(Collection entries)
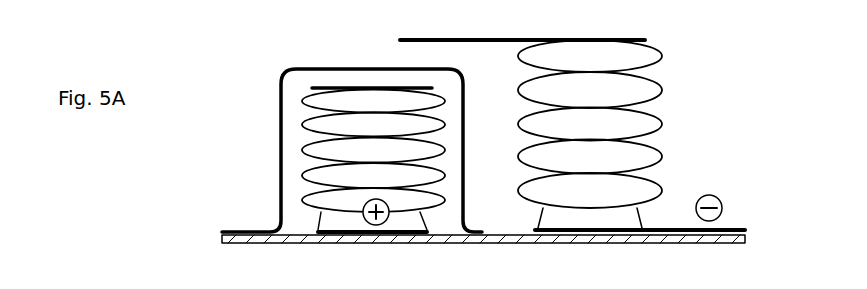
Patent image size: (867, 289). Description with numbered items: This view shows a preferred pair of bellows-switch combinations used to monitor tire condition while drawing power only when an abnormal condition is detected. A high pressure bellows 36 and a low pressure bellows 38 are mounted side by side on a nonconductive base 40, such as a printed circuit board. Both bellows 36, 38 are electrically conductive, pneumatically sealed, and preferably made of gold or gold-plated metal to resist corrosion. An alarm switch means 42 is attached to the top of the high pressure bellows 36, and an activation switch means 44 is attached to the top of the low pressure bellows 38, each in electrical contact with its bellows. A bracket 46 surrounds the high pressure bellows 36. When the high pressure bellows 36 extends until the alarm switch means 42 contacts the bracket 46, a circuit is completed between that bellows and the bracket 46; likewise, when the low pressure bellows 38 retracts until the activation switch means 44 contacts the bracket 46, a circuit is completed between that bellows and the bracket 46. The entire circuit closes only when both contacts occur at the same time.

The high pressure bellows 36 is at (357, 155).
The low pressure bellows 38 is at (585, 152).
The nonconductive base 40 is at (221, 245).
The alarm switch means 42 is at (368, 87).
The activation switch means 44 is at (500, 40).
The bracket 46 is at (280, 147).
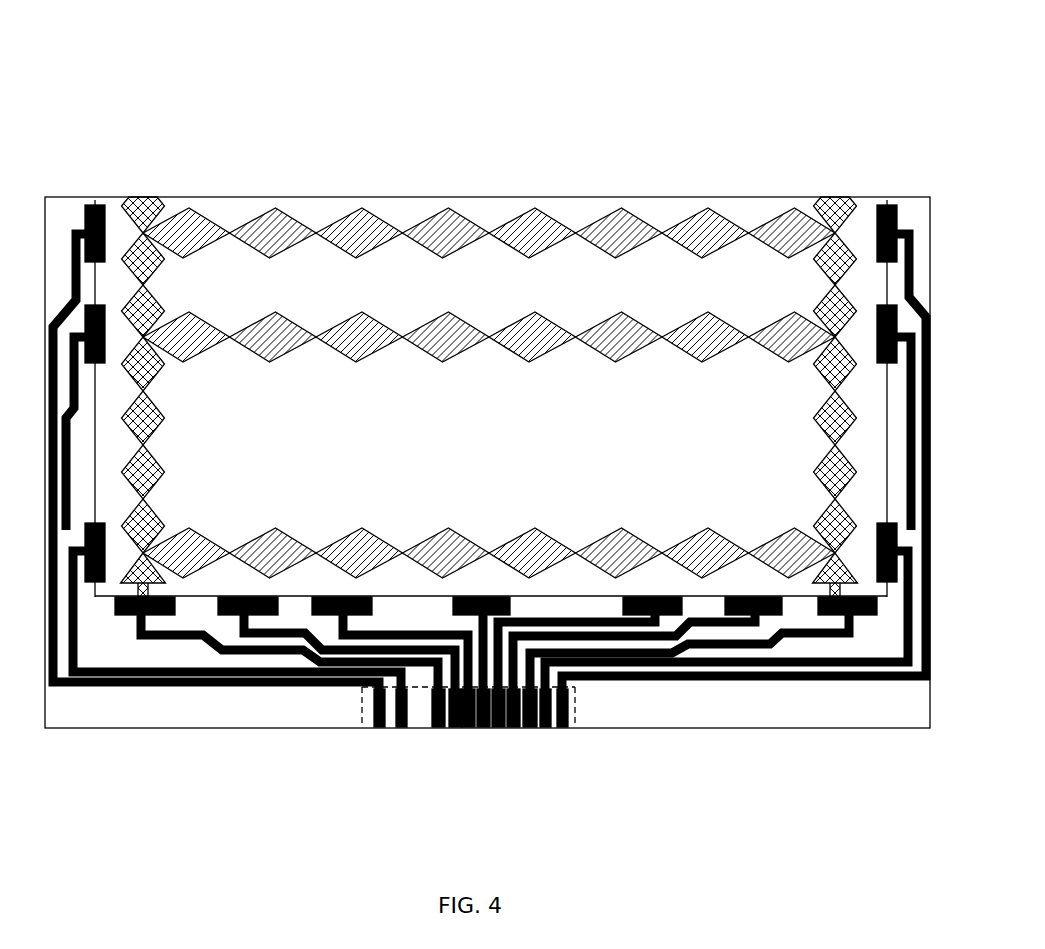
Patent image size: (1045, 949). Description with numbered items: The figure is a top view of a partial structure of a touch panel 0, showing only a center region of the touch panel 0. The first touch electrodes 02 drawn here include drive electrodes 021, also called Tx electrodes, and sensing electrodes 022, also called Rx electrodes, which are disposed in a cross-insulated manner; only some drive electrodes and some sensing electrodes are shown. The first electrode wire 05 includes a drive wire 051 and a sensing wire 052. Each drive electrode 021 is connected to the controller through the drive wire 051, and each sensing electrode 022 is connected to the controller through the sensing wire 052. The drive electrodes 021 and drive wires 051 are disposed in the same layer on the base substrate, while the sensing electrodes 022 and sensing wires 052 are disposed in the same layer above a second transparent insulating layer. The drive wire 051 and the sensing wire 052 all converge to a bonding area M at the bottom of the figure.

The touch panel 0 is at (452, 65).
The first touch electrodes 02 is at (842, 118).
The drive electrode 021 is at (706, 222).
The sensing electrode 022 is at (838, 192).
The first electrode wire 05 is at (892, 790).
The drive wire 051 is at (893, 676).
The sensing wire 052 is at (840, 653).
The bonding area M is at (346, 710).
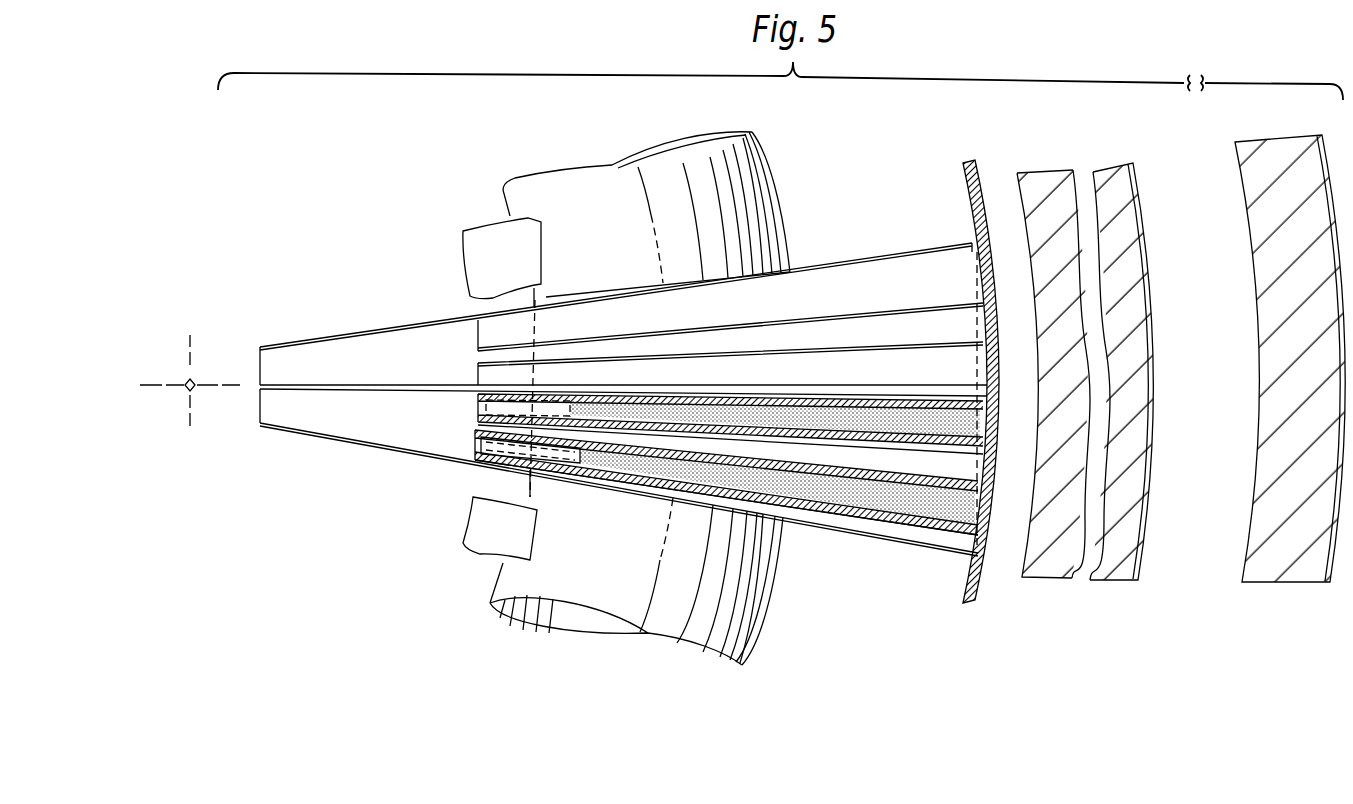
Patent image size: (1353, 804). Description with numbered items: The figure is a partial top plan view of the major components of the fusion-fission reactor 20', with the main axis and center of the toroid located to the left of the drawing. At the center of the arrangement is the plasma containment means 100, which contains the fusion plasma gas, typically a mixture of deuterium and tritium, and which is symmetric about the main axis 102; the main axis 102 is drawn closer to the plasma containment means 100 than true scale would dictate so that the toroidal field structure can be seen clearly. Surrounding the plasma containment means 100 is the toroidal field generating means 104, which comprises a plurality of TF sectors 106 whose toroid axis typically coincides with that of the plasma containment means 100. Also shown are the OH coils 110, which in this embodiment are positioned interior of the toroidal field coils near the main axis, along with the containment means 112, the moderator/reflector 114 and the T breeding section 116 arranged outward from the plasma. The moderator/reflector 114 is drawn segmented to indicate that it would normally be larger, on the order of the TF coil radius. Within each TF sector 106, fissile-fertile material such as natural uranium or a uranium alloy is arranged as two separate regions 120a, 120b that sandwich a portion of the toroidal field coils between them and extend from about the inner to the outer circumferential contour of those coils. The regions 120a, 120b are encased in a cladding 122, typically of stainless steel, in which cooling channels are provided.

The fusion-fission reactor 20' is at (307, 204).
The plasma containment means 100 is at (793, 153).
The main axis 102 is at (185, 383).
The toroidal field generating means 104 is at (872, 251).
The TF sector 106 is at (373, 332).
The OH coils 110 is at (478, 244).
The containment means 112 is at (976, 171).
The moderator/reflector 114 is at (1096, 180).
The T breeding section 116 is at (1260, 152).
The fissile-fertile material region 120a is at (970, 421).
The fissile-fertile material region 120b is at (906, 508).
The cladding 122 is at (808, 504).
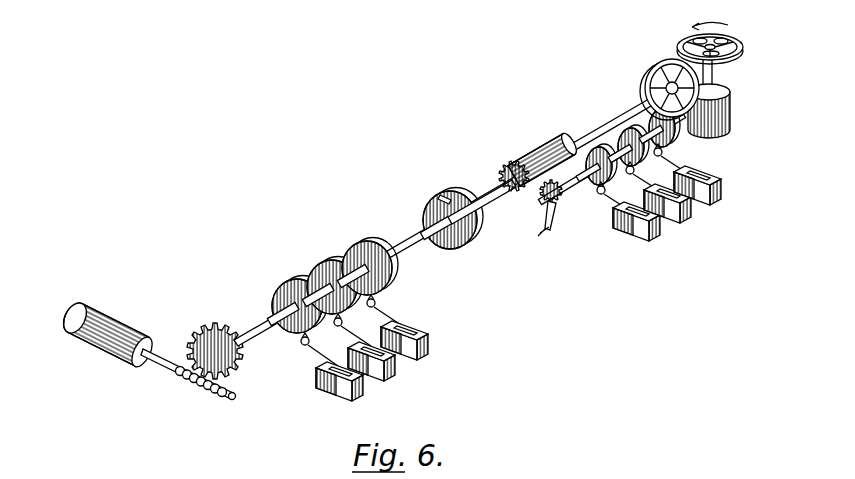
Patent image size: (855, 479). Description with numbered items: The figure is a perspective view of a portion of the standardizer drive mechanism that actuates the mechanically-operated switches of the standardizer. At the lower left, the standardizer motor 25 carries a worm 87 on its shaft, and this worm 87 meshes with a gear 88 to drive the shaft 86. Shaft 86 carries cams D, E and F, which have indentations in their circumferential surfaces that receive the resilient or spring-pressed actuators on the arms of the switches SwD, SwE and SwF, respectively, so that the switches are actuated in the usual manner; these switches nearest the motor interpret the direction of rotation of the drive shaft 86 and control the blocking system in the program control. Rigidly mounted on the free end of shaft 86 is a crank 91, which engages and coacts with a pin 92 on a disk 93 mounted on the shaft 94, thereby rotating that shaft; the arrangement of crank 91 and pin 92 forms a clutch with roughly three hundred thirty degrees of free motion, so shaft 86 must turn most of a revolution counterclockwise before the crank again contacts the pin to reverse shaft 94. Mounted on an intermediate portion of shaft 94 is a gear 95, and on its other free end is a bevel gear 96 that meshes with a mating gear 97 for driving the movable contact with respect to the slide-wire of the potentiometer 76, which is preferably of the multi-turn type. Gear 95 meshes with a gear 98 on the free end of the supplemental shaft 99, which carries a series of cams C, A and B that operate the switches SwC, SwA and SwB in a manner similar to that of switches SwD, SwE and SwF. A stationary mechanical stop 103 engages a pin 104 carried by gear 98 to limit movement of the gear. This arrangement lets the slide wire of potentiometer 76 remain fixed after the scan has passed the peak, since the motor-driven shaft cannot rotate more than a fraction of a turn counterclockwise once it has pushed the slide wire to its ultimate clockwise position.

The standardizer motor 25 is at (97, 307).
The worm 87 is at (213, 393).
The gear 88 is at (207, 326).
The shaft 86 is at (403, 242).
The cam D is at (282, 282).
The cam E is at (313, 266).
The cam F is at (348, 244).
The crank 91 is at (440, 215).
The pin 92 is at (442, 200).
The disk 93 is at (455, 247).
The shaft 94 is at (487, 183).
The gear 95 is at (540, 148).
The supplemental shaft 99 is at (578, 186).
The pin 104 is at (543, 202).
The gear 98 is at (558, 202).
The stationary mechanical stop 103 is at (557, 224).
The cam C is at (587, 150).
The cam A is at (617, 132).
The cam B is at (640, 112).
The mechanically-operated switch SwD is at (350, 372).
The mechanically-operated switch SwE is at (381, 353).
The mechanically-operated switch SwF is at (413, 333).
The mechanically-operated switch SwC is at (647, 216).
The mechanically-operated switch SwA is at (675, 197).
The mechanically-operated switch SwB is at (704, 178).
The slide-wire potentiometer 76 is at (730, 107).
The bevel gear 96 is at (650, 67).
The mating gear 97 is at (742, 42).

▶ [JOB] Write out the lines starting at the one containing "Patent image size: (1353, 804)." and ending at the one containing "The fissile-fertile material region 120a", copying them exactly.

▶ [WRITTEN REPLY]
Patent image size: (1353, 804). Description with numbered items: The figure is a partial top plan view of the major components of the fusion-fission reactor 20', with the main axis and center of the toroid located to the left of the drawing. At the center of the arrangement is the plasma containment means 100, which contains the fusion plasma gas, typically a mixture of deuterium and tritium, and which is symmetric about the main axis 102; the main axis 102 is drawn closer to the plasma containment means 100 than true scale would dictate so that the toroidal field structure can be seen clearly. Surrounding the plasma containment means 100 is the toroidal field generating means 104, which comprises a plurality of TF sectors 106 whose toroid axis typically coincides with that of the plasma containment means 100. Also shown are the OH coils 110, which in this embodiment are positioned interior of the toroidal field coils near the main axis, along with the containment means 112, the moderator/reflector 114 and the T breeding section 116 arranged outward from the plasma. The moderator/reflector 114 is drawn segmented to indicate that it would normally be larger, on the order of the TF coil radius. Within each TF sector 106, fissile-fertile material such as natural uranium or a uranium alloy is arranged as two separate regions 120a, 120b that sandwich a portion of the toroidal field coils between them and extend from about the inner to the outer circumferential contour of those coils. The regions 120a, 120b are encased in a cladding 122, typically of stainless steel, in which cooling channels are provided.

The fusion-fission reactor 20' is at (307, 204).
The plasma containment means 100 is at (793, 153).
The main axis 102 is at (185, 383).
The toroidal field generating means 104 is at (872, 251).
The TF sector 106 is at (373, 332).
The OH coils 110 is at (478, 244).
The containment means 112 is at (976, 171).
The moderator/reflector 114 is at (1096, 180).
The T breeding section 116 is at (1260, 152).
The fissile-fertile material region 120a is at (970, 421).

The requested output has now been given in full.